## Material shown

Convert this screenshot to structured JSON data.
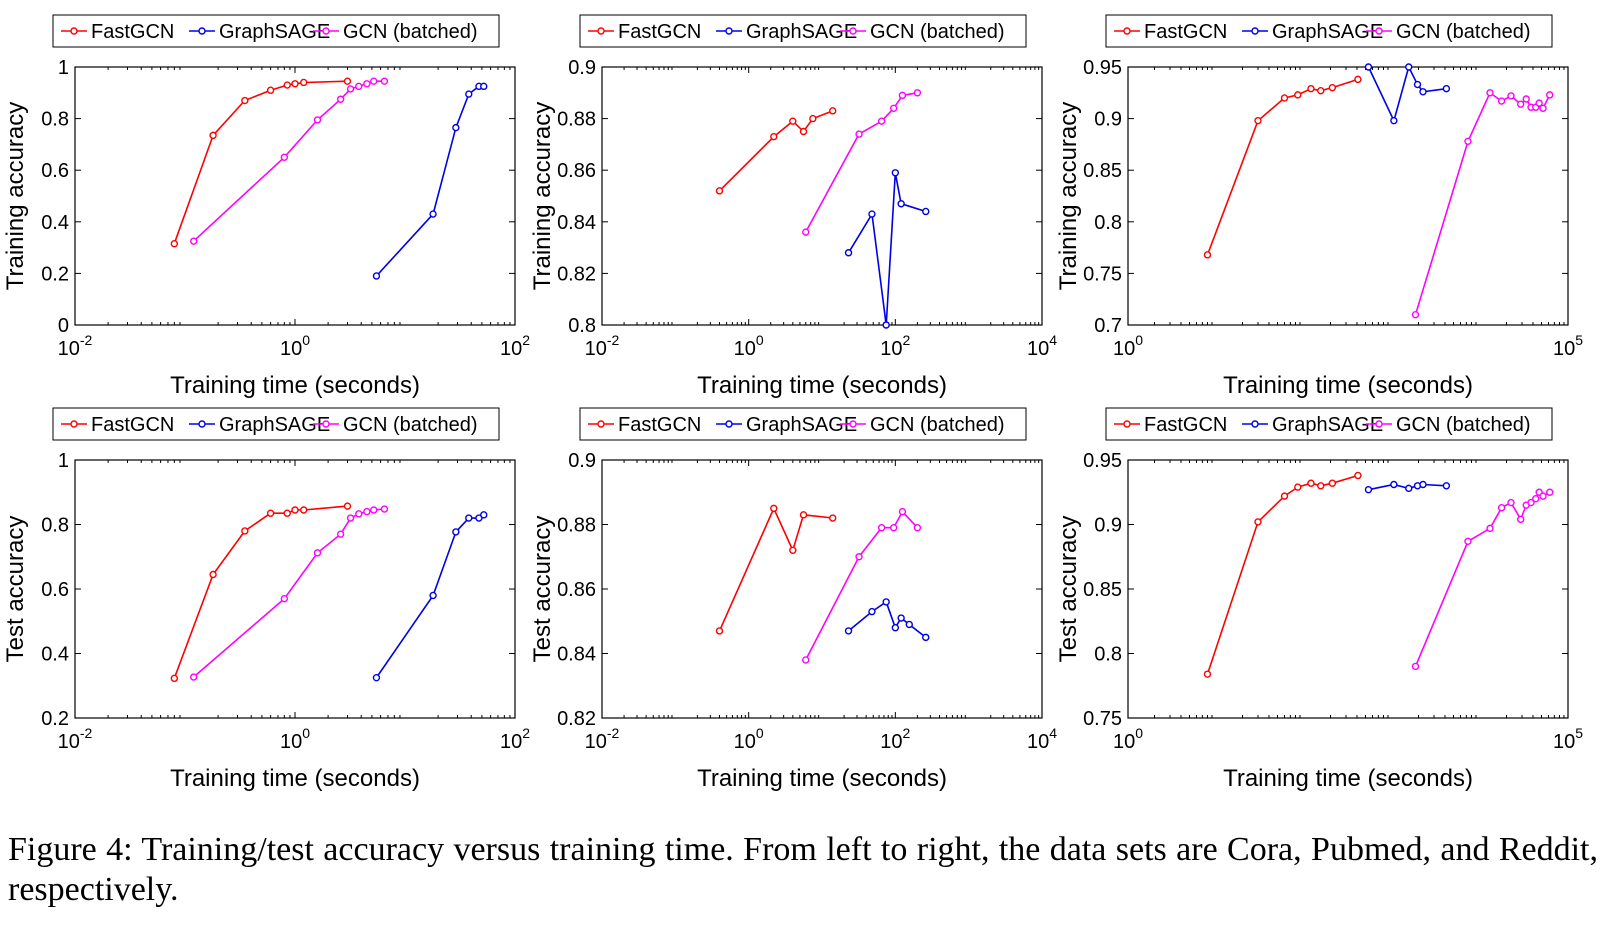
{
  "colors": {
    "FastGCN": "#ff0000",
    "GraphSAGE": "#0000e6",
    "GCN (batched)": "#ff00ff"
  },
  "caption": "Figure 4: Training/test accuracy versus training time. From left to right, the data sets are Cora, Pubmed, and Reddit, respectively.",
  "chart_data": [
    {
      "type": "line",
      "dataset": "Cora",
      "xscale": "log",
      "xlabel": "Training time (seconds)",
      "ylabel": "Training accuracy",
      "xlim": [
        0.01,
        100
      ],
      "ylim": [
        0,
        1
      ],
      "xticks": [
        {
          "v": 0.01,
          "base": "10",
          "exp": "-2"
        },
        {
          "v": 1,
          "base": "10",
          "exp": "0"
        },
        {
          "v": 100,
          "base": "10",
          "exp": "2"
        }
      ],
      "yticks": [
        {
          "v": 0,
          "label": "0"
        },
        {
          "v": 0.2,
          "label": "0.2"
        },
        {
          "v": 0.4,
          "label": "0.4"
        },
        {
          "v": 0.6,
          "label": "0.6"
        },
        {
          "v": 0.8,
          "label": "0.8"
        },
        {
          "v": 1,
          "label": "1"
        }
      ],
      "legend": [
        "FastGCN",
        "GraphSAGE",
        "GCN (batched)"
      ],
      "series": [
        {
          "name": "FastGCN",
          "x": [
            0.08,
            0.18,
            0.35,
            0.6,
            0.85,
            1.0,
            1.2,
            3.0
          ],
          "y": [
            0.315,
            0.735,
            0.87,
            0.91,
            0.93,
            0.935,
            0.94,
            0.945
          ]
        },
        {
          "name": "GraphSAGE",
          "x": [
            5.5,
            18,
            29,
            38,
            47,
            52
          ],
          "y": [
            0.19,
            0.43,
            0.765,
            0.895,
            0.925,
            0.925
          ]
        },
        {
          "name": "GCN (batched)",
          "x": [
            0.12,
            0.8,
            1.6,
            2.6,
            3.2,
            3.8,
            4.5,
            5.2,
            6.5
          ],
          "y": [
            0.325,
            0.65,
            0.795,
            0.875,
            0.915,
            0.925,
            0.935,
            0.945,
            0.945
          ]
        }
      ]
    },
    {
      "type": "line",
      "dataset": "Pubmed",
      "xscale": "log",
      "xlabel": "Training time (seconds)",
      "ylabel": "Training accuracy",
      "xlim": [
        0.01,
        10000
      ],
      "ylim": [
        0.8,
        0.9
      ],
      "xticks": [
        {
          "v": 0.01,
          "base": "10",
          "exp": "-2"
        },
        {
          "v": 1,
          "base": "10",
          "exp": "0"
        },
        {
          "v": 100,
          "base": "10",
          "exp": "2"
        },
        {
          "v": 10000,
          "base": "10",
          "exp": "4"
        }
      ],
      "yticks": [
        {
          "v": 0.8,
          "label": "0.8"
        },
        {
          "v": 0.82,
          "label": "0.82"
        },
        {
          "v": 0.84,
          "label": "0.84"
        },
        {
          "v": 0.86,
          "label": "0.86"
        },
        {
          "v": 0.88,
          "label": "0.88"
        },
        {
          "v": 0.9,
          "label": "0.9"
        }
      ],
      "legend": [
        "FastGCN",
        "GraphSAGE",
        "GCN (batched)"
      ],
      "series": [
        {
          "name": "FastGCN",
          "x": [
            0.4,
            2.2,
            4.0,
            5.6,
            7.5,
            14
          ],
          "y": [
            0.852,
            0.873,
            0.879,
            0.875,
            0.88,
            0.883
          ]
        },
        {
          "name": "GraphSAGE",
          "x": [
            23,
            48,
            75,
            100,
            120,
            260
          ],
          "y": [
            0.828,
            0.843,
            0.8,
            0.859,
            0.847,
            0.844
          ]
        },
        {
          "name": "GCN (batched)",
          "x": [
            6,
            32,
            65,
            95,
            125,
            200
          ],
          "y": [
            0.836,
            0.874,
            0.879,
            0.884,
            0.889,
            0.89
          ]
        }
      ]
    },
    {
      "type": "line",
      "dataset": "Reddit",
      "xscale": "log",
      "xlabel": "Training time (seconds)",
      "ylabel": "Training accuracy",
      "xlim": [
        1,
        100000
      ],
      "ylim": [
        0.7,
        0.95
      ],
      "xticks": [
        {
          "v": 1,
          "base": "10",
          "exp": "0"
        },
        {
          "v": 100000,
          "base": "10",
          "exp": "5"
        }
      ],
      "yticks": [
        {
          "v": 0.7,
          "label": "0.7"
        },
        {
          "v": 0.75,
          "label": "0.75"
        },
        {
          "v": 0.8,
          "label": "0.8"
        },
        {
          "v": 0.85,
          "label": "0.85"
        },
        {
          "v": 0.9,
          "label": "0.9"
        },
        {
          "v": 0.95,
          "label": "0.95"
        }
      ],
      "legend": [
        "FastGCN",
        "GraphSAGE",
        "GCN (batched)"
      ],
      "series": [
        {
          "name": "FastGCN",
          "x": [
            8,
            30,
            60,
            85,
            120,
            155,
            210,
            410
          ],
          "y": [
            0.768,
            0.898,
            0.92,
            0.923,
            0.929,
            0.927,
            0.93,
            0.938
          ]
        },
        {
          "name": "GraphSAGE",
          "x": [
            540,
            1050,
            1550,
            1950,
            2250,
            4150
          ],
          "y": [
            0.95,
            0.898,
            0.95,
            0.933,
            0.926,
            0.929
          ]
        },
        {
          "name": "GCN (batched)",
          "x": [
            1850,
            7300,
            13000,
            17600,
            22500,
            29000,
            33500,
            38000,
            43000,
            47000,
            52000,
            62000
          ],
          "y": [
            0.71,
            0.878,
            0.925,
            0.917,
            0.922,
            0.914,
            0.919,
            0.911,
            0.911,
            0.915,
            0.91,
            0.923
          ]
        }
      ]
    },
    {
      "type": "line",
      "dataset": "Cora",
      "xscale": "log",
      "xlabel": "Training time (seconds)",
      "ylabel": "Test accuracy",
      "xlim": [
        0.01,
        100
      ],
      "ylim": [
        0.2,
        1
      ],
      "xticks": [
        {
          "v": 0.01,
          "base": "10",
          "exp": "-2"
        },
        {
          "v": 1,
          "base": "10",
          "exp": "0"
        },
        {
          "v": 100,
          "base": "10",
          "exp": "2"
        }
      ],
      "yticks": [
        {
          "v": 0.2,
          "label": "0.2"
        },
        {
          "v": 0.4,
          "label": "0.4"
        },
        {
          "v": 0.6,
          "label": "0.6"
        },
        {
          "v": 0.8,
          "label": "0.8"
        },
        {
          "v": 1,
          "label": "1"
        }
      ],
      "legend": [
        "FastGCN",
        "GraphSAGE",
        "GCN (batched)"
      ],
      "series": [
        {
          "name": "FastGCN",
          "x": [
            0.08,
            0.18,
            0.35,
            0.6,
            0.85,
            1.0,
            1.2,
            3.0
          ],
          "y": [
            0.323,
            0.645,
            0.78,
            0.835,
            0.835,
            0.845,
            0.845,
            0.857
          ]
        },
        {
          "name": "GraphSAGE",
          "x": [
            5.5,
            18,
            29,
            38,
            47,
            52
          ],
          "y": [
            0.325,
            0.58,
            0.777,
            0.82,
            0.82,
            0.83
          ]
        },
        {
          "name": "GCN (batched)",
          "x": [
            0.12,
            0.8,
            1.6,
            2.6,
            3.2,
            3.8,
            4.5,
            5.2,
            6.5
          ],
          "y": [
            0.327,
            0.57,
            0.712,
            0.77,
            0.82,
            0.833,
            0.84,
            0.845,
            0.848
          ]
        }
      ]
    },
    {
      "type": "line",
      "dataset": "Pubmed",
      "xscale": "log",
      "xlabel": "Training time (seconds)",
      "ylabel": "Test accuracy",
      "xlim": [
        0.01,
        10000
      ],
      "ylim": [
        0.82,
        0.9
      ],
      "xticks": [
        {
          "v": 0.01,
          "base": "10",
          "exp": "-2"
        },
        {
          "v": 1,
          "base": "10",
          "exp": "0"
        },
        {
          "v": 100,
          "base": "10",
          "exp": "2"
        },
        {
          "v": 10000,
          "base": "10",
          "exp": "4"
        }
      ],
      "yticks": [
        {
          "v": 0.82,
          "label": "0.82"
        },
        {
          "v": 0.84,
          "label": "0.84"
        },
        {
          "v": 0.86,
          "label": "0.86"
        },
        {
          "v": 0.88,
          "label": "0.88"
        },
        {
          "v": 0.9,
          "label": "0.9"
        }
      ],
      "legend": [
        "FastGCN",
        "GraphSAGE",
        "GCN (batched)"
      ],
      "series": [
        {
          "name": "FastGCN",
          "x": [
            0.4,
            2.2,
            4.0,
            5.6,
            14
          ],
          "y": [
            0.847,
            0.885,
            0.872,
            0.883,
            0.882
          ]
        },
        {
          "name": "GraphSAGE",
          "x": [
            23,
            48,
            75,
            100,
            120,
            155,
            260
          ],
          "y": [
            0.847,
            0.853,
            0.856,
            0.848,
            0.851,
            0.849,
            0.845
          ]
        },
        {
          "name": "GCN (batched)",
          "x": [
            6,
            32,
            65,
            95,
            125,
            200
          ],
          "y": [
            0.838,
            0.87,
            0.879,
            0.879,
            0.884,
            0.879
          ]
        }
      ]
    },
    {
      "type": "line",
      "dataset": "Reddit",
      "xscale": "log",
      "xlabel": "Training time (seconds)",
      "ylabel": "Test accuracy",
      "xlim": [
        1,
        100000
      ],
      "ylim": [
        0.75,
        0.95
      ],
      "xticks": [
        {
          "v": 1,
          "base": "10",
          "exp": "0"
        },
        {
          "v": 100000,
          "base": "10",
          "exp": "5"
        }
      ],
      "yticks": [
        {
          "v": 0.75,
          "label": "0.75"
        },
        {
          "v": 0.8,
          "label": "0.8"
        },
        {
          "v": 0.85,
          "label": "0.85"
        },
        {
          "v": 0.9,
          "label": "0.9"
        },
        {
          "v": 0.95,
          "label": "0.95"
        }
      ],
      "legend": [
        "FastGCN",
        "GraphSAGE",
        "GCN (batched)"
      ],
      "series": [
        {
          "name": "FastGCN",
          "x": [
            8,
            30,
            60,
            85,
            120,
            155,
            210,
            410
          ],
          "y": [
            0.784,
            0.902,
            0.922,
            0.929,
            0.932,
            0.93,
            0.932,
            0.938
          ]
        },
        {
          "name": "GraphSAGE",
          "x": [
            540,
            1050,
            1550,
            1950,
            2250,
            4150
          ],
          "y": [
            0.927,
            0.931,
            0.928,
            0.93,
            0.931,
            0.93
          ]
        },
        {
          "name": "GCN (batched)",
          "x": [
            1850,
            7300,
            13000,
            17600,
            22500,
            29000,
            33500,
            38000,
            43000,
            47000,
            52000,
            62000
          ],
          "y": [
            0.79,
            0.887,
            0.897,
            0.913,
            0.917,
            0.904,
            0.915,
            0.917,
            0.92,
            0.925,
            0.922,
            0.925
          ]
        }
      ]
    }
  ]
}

* * *

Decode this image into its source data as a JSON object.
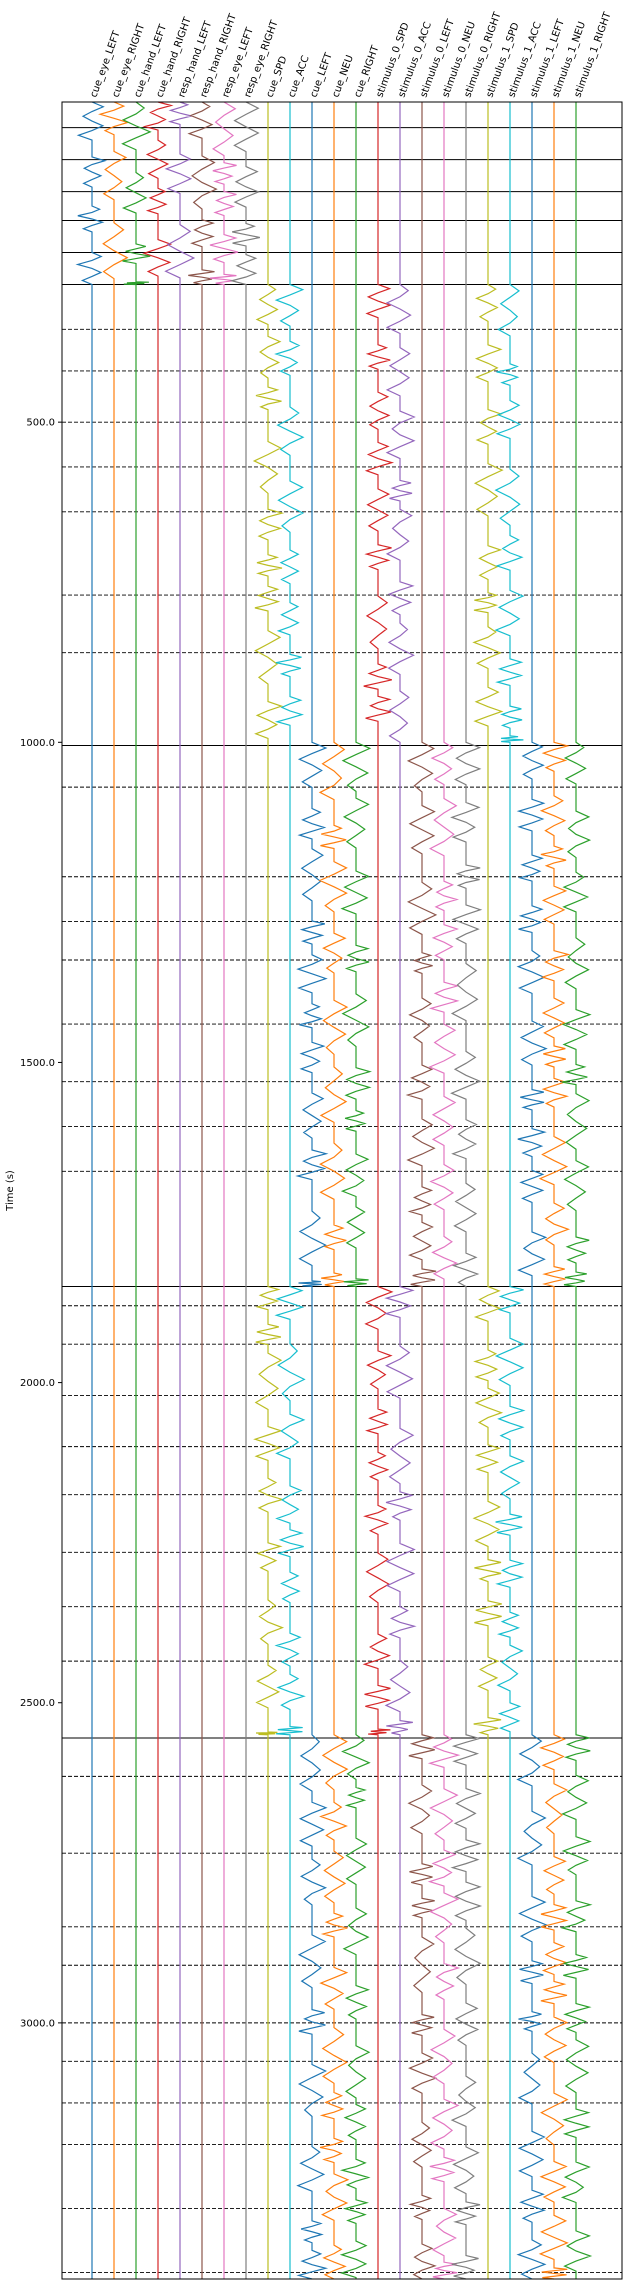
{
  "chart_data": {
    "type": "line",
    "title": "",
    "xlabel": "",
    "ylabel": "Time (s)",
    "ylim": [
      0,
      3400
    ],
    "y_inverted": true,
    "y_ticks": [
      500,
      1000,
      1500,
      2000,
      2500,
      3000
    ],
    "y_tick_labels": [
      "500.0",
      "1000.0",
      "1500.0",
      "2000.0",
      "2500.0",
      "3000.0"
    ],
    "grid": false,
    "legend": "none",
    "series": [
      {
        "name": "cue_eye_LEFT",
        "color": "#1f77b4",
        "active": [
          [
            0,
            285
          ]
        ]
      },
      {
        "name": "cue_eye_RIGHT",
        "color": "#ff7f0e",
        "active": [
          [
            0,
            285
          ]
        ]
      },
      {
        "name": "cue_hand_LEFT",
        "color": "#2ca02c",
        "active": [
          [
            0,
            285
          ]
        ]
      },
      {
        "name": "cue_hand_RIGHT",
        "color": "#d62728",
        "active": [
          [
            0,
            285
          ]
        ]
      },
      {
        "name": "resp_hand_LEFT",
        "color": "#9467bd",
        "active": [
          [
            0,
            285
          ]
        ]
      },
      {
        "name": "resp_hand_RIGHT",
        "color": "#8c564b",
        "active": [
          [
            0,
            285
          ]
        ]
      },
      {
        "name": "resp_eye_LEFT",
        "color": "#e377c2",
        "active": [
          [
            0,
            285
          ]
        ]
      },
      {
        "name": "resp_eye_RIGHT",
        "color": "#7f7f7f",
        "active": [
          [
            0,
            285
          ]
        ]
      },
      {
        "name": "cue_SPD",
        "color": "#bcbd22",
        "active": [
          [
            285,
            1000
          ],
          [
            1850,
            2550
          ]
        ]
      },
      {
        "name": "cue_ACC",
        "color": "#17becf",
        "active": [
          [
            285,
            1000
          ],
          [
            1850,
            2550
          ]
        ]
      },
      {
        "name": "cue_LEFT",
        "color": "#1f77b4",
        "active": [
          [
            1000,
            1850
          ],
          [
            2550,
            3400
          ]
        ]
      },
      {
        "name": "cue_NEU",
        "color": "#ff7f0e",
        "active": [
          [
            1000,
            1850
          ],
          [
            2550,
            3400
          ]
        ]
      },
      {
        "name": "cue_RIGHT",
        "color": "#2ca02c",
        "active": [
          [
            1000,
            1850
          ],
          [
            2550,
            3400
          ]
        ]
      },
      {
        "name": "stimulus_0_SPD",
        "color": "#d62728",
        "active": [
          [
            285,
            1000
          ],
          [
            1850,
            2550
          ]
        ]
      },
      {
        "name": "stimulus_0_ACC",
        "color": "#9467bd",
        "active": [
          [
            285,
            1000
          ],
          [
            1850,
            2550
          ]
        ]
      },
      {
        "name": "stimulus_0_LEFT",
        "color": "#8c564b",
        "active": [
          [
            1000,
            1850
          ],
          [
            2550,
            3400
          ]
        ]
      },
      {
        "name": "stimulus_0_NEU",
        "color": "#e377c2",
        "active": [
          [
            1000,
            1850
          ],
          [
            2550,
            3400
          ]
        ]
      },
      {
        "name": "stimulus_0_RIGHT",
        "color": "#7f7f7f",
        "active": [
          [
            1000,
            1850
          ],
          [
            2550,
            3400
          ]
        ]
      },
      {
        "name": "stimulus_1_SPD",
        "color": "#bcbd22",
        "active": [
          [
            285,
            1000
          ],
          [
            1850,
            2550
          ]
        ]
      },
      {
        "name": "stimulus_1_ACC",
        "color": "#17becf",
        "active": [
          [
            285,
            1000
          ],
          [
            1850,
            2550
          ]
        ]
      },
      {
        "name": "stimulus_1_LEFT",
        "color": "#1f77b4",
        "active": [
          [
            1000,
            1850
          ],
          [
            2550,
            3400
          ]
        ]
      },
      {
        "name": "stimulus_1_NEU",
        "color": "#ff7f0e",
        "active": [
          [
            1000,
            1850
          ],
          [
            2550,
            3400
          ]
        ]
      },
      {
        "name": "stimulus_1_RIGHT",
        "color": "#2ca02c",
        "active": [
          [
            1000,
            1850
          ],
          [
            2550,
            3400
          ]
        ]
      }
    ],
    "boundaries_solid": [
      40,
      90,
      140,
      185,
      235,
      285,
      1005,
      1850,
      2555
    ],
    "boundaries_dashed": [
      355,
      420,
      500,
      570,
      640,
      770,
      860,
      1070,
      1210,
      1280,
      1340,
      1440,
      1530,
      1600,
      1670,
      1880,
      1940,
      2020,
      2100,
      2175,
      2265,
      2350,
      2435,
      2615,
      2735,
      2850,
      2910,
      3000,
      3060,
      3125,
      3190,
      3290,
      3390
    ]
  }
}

## Stated problem
Look through the records and count each line that holds "this". Write only the total.

## Complete response
2